## STATED GOAL
Please change every "x-tick-label" to "x-axis-tick" in everything from the line containing "x-tick-label: 2017 [974, 548, 1017, 585]" down to the line containing "legend-item: США [1069, 341, 1150, 362]", and write out only those lines.

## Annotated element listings
————

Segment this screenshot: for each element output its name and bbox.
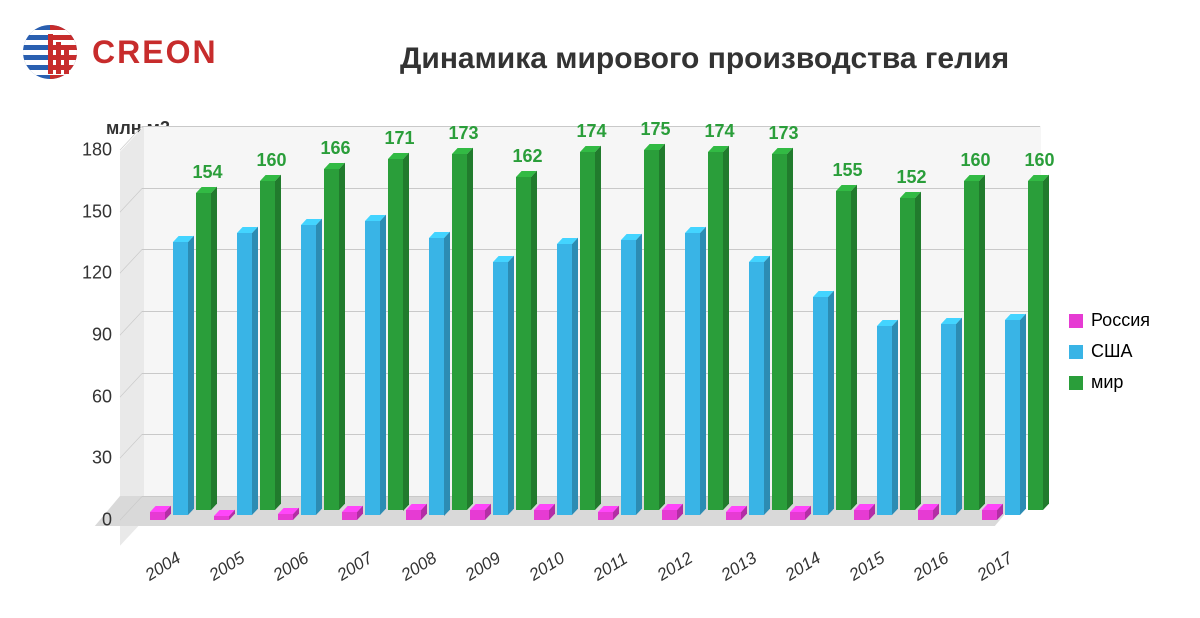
x-tick-label: 2017 [974, 548, 1017, 585]
bar-data-label: 160 [256, 150, 286, 171]
x-tick-label: 2015 [846, 548, 889, 585]
y-tick-label: 0 [72, 510, 112, 531]
legend-swatch [1069, 314, 1083, 328]
x-tick-label: 2010 [526, 548, 569, 585]
x-tick-label: 2005 [206, 548, 249, 585]
bar-world [516, 177, 531, 510]
chart: млн м3 030609012015018015416016617117316… [40, 110, 1160, 600]
legend-item: США [1069, 341, 1150, 362]
bar-russia [726, 512, 741, 520]
bar-usa [749, 262, 764, 515]
x-tick-label: 2008 [398, 548, 441, 585]
bar-usa [1005, 320, 1020, 515]
bar-data-label: 166 [320, 138, 350, 159]
legend: Россия США мир [1069, 300, 1150, 403]
x-tick-label: 2009 [462, 548, 505, 585]
bar-usa [365, 221, 380, 515]
x-tick-label: 2014 [782, 548, 825, 585]
bar-world [324, 169, 339, 510]
brand-logo-mark [22, 24, 78, 80]
bar-russia [790, 512, 805, 520]
bar-world [452, 154, 467, 510]
x-tick-label: 2004 [142, 548, 185, 585]
bar-russia [534, 510, 549, 520]
y-tick-label: 90 [72, 325, 112, 346]
bar-russia [470, 510, 485, 520]
bar-russia [406, 510, 421, 520]
bar-data-label: 160 [960, 150, 990, 171]
bar-data-label: 174 [576, 121, 606, 142]
bar-world [388, 159, 403, 511]
x-tick-label: 2006 [270, 548, 313, 585]
bar-russia [150, 512, 165, 520]
chart-title: Динамика мирового производства гелия [400, 42, 1009, 76]
bar-usa [429, 238, 444, 516]
legend-label: Россия [1091, 310, 1150, 331]
bar-russia [598, 512, 613, 520]
x-tick-label: 2013 [718, 548, 761, 585]
bar-russia [918, 510, 933, 520]
bar-world [964, 181, 979, 510]
bar-world [196, 193, 211, 510]
bar-data-label: 154 [192, 162, 222, 183]
x-tick-label: 2012 [654, 548, 697, 585]
bar-data-label: 173 [768, 123, 798, 144]
bar-data-label: 174 [704, 121, 734, 142]
bar-russia [278, 514, 293, 520]
brand-logo: CREON [22, 24, 218, 80]
x-axis-labels: 2004 2005 2006 2007 2008 2009 2010 2011 2012 2013… [120, 540, 1020, 600]
y-tick-label: 150 [72, 201, 112, 222]
bar-data-label: 162 [512, 146, 542, 167]
bar-world [836, 191, 851, 510]
bar-usa [173, 242, 188, 515]
bar-data-label: 160 [1024, 150, 1054, 171]
bar-world [644, 150, 659, 510]
bar-data-label: 175 [640, 119, 670, 140]
bar-usa [557, 244, 572, 515]
header: CREON Динамика мирового производства гел… [0, 18, 1200, 88]
bar-russia [214, 516, 229, 520]
y-tick-label: 30 [72, 448, 112, 469]
y-tick-label: 60 [72, 386, 112, 407]
bar-world [1028, 181, 1043, 510]
bar-russia [854, 510, 869, 520]
bar-usa [493, 262, 508, 515]
bar-usa [237, 233, 252, 515]
bar-usa [941, 324, 956, 515]
bar-data-label: 155 [832, 160, 862, 181]
legend-label: США [1091, 341, 1133, 362]
legend-item: Россия [1069, 310, 1150, 331]
bar-world [708, 152, 723, 510]
bar-world [580, 152, 595, 510]
bar-world [900, 198, 915, 510]
plot-area: 0306090120150180154160166171173162174175… [120, 150, 1020, 520]
legend-swatch [1069, 376, 1083, 390]
x-tick-label: 2011 [590, 549, 632, 585]
bar-data-label: 152 [896, 167, 926, 188]
bar-russia [982, 510, 997, 520]
legend-item: мир [1069, 372, 1150, 393]
legend-label: мир [1091, 372, 1123, 393]
bar-russia [662, 510, 677, 520]
bar-russia [342, 512, 357, 520]
bar-data-label: 173 [448, 123, 478, 144]
y-tick-label: 120 [72, 263, 112, 284]
bar-usa [621, 240, 636, 515]
bar-world [260, 181, 275, 510]
y-tick-label: 180 [72, 140, 112, 161]
brand-name: CREON [92, 34, 218, 71]
legend-swatch [1069, 345, 1083, 359]
bar-usa [685, 233, 700, 515]
bar-world [772, 154, 787, 510]
x-tick-label: 2016 [910, 548, 953, 585]
bar-usa [301, 225, 316, 515]
bar-usa [813, 297, 828, 515]
bar-usa [877, 326, 892, 515]
x-tick-label: 2007 [334, 548, 377, 585]
bar-data-label: 171 [384, 128, 414, 149]
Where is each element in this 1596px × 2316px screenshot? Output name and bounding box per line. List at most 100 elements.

————

## ANSWER TO THE PROBLEM
x-axis-tick: 2017 [974, 548, 1017, 585]
bar-data-label: 160 [256, 150, 286, 171]
x-axis-tick: 2015 [846, 548, 889, 585]
y-tick-label: 0 [72, 510, 112, 531]
legend-swatch [1069, 314, 1083, 328]
x-axis-tick: 2010 [526, 548, 569, 585]
x-axis-tick: 2005 [206, 548, 249, 585]
bar-world [516, 177, 531, 510]
chart: млн м3 030609012015018015416016617117316… [40, 110, 1160, 600]
legend-item: США [1069, 341, 1150, 362]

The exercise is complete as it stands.